INSTRUCTIONS TO FOLLOW: Could you pick up the Army memoir about the T2K game where it stops and write what comes next?

TEXT BLOCK:
▬▬▬▬▬▬
15 cents a page in 1985 dollars, for those keeping scores, issues of Marvel and DC comics were at their mid 80s price of 75 cents an issue, a jump from the 60 cents in the early 80s. Wonder how your unit's intelligence officer reacted to Team Yankee, though I don't remember if you get a broader understanding of the war besides the point of view units.When T2K originally came out way back in nineteen eight-[mumble], I was an active duty soldier in the US Army.
It INSTANTLY replaced all other RPGs in my squadron's geek crew [squadron = battalion, I was in cavalry unit]. It was awesome! We got all the toys and none of the 'stupid shit' our commanders laid on us. Yes, I know now that there was a purpose to most [but certainly not all] the stupid shit, but 19-year-old me was wholly ignorant of that fact
And yes, it WAS surreal to think that the 8th Shock Army across the way could cross the line and that we'd all be stranded in Europe without a way home. That was the first reality check the game gave us. I was reading a bunch of the stuff one night on Charge of Quarters duty and got to talking to the staff NCO who was my boss that night. I told him about the Great Game [the GDW strategic house game that provided the bridge between T2K and 2300AD] and the strategies used by both sides. When I mentioned that 90 percent of the nukes targeted oil production, transfer, and storage facilities instead of the 'usual suspects' that most pundits thought would get hit, he thought about it for a second and said, "Damn... Given everything we know about their capabilities, that a pretty damned good guess as to what they'd do."
The next day, the squadron S2 [the battalion intelligence officer] asked to borrow the game to Xerox the canned history. And this was back when there was exactly THREE Xerox machines in the whole squadron... one each for Operations, Intelligence and Personnel. The cost per copy was something like 15 cents per page in 1985 dollars and the Army accounted for every single cent of it.
▬▬▬▬▬▬
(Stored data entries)
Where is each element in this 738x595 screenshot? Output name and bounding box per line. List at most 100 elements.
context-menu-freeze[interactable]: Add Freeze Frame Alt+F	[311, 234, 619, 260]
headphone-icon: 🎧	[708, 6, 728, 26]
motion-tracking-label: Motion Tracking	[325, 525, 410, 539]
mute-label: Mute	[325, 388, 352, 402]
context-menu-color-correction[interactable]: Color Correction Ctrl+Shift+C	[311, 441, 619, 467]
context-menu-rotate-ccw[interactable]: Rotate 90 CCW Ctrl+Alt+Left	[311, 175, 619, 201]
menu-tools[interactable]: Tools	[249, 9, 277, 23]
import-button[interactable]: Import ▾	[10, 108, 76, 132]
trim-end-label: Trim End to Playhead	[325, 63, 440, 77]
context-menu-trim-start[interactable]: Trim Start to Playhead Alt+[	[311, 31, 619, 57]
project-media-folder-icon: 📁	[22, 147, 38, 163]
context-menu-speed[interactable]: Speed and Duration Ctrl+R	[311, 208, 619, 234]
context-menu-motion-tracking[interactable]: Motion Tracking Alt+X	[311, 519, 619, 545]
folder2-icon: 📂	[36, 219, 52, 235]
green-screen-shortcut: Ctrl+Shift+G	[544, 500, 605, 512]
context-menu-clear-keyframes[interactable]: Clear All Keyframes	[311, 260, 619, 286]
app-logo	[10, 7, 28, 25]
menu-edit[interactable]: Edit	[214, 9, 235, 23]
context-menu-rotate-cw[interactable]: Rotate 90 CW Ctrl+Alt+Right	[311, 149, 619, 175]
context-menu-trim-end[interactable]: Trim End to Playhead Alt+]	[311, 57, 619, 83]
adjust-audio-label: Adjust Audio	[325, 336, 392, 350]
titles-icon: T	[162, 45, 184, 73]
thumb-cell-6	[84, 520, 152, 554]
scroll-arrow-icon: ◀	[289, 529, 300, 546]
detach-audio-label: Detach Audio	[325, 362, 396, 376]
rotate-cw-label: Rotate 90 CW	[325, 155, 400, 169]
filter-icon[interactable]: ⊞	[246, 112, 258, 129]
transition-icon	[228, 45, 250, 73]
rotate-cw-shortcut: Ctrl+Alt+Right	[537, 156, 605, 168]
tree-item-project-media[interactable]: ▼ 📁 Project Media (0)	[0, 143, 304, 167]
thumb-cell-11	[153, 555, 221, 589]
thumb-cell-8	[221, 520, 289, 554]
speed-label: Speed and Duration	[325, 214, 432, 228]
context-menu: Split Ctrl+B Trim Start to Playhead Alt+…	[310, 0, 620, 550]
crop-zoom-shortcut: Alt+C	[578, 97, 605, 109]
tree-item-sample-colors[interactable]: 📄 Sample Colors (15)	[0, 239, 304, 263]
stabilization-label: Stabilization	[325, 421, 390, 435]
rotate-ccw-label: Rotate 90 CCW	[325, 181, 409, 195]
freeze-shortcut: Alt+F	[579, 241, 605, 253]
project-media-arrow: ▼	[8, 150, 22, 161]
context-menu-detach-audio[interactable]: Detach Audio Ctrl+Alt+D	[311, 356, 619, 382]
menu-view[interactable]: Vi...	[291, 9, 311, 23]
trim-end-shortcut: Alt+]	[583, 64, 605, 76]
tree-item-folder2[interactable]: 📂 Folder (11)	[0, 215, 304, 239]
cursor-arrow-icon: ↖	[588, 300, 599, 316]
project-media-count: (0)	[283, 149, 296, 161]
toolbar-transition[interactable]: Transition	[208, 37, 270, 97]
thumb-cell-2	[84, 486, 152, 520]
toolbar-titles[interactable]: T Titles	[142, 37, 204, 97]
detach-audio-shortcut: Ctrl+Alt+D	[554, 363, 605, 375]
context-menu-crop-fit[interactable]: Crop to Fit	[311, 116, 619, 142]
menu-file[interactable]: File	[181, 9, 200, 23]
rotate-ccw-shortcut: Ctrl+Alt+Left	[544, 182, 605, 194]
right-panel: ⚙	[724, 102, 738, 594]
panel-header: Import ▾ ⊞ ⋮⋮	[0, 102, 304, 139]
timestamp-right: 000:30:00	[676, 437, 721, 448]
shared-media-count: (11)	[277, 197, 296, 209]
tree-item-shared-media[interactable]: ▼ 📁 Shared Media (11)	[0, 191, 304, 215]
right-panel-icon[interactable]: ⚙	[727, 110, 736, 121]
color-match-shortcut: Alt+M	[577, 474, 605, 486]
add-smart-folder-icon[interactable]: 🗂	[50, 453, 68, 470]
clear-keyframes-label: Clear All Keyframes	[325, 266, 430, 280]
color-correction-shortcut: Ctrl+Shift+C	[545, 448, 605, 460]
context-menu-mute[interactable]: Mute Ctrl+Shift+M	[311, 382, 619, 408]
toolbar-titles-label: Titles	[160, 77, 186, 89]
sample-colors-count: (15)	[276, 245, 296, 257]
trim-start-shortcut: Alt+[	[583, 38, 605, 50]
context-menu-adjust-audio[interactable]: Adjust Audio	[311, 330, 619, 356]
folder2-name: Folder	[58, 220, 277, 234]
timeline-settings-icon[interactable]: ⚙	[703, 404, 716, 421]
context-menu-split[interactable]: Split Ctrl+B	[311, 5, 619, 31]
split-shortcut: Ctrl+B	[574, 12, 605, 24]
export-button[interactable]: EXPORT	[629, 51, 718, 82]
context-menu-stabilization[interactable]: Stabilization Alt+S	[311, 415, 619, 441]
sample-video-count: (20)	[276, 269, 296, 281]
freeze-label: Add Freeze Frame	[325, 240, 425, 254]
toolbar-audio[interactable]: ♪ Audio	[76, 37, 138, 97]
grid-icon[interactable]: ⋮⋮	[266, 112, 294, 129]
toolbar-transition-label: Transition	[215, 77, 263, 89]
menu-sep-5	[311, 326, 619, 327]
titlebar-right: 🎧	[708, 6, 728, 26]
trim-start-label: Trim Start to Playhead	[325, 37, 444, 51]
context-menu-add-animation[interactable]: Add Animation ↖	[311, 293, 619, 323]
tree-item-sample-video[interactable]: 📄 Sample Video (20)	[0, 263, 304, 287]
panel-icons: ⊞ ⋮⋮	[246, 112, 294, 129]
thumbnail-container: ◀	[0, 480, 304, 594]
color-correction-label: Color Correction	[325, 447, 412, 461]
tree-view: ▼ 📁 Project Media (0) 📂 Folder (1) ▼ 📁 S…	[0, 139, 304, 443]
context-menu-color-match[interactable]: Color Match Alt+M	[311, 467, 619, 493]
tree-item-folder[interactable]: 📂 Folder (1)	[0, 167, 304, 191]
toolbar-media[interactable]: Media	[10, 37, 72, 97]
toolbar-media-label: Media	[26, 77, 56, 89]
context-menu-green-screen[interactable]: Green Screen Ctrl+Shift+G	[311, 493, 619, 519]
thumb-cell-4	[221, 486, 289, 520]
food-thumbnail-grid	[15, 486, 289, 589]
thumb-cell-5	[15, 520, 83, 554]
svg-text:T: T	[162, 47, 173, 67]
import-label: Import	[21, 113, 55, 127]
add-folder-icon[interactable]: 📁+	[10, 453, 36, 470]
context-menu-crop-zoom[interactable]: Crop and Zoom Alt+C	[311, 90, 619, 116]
▬▬▬▬▬▬
ANSWER AREA:
[The Star Fleet Battles guys were cutting their ship diagram books apart with X-acto knives and carefully putting the pages in document protectors so they could play the game using grease pencils]
So, yeah, T2K rang a lot of bells way back when. And as we dug into the rules it became clear to us just how easy is was to die from utterly non-combat related causes. One guy in the Bradley IFV gets a cough and all the sudden everybody in the crew has pneumonia and there isn't a vial of antibiotics within 10 square klicks.... And that's not even getting into the NBC [CBRN to Europeans] causes, or social breakdown problems [banditry, farmers being driven off the land so no harvests, even cannibalism].
T2K can definitely give you the hooah-gasm, and it should at times, but it should also have those dirt-level sobering moments that remind your characters are much a part of the problems Poland/Sweden is suffering as the Communists are. No matter how noble your intentions, the locals would probably be a whole lot better off if you'd never come there to begin with.
Did your T2K group's characters make it home? Mine did, the Going Home module was one of the few we actually played through as opposed to just me as GM using it for background. Even took the train. Then they played around with Armies of the Night. I read through Howling Wilderness, and that just exceeded my bleak threshold at the time.